### [DATA EXCERPTS]
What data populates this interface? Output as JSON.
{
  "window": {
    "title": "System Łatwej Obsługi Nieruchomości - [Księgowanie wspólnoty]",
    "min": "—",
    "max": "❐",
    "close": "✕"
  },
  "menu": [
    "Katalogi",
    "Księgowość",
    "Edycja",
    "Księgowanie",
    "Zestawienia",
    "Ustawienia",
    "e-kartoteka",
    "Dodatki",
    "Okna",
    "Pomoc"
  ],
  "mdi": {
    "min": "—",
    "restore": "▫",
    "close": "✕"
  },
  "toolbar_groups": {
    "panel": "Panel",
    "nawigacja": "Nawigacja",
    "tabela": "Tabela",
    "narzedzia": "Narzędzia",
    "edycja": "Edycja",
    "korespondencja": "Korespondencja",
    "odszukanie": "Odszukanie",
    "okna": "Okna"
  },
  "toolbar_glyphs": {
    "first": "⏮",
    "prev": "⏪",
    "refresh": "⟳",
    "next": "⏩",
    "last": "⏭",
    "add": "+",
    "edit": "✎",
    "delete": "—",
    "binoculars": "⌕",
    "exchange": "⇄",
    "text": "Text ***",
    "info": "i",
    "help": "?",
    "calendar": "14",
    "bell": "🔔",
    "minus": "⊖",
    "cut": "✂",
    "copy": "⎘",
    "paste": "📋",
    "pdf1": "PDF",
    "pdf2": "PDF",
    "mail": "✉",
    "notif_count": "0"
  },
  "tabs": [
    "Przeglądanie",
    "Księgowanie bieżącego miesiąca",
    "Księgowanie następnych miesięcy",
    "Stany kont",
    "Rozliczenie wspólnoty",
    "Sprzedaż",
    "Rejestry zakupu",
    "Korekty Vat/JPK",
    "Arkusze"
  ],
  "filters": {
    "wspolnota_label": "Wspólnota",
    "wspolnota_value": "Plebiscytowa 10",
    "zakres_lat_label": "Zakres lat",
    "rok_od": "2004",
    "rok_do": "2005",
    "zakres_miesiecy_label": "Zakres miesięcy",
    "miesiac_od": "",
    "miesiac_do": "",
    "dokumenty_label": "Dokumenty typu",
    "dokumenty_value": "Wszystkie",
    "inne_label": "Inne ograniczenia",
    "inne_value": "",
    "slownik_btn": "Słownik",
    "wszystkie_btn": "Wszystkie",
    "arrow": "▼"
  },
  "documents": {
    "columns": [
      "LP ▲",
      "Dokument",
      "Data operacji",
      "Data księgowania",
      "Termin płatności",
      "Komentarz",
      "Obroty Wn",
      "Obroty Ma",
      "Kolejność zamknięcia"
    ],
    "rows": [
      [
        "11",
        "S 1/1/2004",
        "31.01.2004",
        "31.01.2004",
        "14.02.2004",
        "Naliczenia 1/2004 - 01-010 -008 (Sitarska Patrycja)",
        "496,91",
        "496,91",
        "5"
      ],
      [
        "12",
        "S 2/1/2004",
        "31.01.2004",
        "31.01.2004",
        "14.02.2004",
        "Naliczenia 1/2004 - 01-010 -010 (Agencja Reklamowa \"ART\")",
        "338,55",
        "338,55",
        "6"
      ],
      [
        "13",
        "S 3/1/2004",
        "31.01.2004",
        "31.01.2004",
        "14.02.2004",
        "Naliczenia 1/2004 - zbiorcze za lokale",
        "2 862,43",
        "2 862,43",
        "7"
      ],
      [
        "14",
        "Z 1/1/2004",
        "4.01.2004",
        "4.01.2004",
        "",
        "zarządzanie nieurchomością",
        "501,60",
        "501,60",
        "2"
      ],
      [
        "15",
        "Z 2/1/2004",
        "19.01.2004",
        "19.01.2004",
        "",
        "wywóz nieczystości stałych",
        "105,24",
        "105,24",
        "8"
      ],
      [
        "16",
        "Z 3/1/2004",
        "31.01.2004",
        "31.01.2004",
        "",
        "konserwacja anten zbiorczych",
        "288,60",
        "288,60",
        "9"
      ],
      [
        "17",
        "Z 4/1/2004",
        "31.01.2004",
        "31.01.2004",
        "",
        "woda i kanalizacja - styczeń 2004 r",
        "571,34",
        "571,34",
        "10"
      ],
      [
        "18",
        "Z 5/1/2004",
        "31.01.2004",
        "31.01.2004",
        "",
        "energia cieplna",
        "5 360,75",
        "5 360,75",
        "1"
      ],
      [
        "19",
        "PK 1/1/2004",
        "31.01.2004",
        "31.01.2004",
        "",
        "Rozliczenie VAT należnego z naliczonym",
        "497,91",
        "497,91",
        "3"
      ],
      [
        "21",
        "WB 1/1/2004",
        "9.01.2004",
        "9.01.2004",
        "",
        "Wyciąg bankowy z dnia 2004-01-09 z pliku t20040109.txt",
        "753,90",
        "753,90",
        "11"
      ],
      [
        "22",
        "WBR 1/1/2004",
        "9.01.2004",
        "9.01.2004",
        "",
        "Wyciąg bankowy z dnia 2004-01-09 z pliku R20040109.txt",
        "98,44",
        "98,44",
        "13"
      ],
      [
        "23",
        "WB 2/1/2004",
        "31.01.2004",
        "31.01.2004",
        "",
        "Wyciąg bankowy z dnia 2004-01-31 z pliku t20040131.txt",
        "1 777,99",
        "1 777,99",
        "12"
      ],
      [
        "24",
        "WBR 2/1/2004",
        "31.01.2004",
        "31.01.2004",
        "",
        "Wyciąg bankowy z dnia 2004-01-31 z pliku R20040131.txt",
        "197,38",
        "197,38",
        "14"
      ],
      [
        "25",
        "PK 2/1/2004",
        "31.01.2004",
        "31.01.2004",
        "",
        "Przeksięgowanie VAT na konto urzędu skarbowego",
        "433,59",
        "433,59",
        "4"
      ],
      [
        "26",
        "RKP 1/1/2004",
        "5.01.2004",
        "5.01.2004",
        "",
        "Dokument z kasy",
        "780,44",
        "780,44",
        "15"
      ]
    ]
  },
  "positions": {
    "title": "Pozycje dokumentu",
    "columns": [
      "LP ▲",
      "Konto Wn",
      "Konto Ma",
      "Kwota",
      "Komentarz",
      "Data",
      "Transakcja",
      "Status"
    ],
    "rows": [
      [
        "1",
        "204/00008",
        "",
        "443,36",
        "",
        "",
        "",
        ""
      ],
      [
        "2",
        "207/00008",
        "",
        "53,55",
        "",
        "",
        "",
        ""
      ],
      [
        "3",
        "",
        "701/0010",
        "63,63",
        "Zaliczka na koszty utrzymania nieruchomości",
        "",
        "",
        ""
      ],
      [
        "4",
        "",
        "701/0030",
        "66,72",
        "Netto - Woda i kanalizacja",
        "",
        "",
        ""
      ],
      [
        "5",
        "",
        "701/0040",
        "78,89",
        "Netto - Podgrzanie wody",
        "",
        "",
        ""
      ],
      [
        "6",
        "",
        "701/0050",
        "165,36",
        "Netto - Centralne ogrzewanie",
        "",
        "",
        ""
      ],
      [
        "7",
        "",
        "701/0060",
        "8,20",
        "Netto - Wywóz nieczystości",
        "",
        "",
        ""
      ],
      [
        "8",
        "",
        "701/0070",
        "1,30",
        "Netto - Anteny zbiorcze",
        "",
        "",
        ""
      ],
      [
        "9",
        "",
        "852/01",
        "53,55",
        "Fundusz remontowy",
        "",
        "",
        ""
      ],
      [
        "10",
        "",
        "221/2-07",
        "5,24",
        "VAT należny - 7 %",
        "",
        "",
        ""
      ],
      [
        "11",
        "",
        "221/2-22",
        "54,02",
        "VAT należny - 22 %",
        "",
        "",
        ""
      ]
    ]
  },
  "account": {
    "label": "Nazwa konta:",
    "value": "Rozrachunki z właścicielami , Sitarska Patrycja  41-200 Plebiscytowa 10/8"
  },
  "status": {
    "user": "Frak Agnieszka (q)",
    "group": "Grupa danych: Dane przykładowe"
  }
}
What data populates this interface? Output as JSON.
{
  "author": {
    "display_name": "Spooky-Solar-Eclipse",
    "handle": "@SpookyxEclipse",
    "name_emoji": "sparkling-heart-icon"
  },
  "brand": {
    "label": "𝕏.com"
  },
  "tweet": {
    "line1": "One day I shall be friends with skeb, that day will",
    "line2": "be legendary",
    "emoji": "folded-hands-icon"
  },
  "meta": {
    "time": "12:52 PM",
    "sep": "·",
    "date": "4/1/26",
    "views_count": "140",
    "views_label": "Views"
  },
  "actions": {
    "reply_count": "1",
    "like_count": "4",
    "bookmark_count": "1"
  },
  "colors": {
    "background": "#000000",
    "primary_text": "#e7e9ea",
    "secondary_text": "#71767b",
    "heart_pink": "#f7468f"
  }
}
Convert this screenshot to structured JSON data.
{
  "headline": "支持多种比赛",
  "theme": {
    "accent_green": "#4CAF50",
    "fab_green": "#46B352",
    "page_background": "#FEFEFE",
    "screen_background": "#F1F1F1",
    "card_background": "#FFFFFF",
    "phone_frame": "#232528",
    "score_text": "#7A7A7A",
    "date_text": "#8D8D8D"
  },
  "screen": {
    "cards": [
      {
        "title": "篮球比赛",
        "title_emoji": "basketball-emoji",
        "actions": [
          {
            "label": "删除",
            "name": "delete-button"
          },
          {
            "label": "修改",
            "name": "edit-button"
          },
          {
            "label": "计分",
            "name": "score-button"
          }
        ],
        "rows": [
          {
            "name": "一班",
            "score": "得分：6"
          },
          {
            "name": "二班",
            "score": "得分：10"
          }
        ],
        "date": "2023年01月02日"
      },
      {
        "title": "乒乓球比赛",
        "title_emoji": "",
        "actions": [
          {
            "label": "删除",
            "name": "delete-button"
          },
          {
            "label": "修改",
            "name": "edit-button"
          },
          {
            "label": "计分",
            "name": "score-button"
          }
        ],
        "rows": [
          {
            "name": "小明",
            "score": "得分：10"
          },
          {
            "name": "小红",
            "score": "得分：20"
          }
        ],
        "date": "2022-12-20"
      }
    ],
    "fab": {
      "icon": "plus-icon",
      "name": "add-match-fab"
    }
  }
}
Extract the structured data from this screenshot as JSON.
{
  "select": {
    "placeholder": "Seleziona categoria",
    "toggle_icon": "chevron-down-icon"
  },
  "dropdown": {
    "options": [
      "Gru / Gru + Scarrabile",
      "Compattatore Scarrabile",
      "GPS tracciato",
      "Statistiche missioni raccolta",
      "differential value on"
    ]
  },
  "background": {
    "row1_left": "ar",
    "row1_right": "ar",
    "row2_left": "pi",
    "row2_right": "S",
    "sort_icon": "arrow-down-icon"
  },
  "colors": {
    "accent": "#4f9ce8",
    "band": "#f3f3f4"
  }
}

### [PROMPT]
Above are some records. Count the lines among them with the word "Patrycja", and answer with the number only.

### [TASK SOLUTION]
2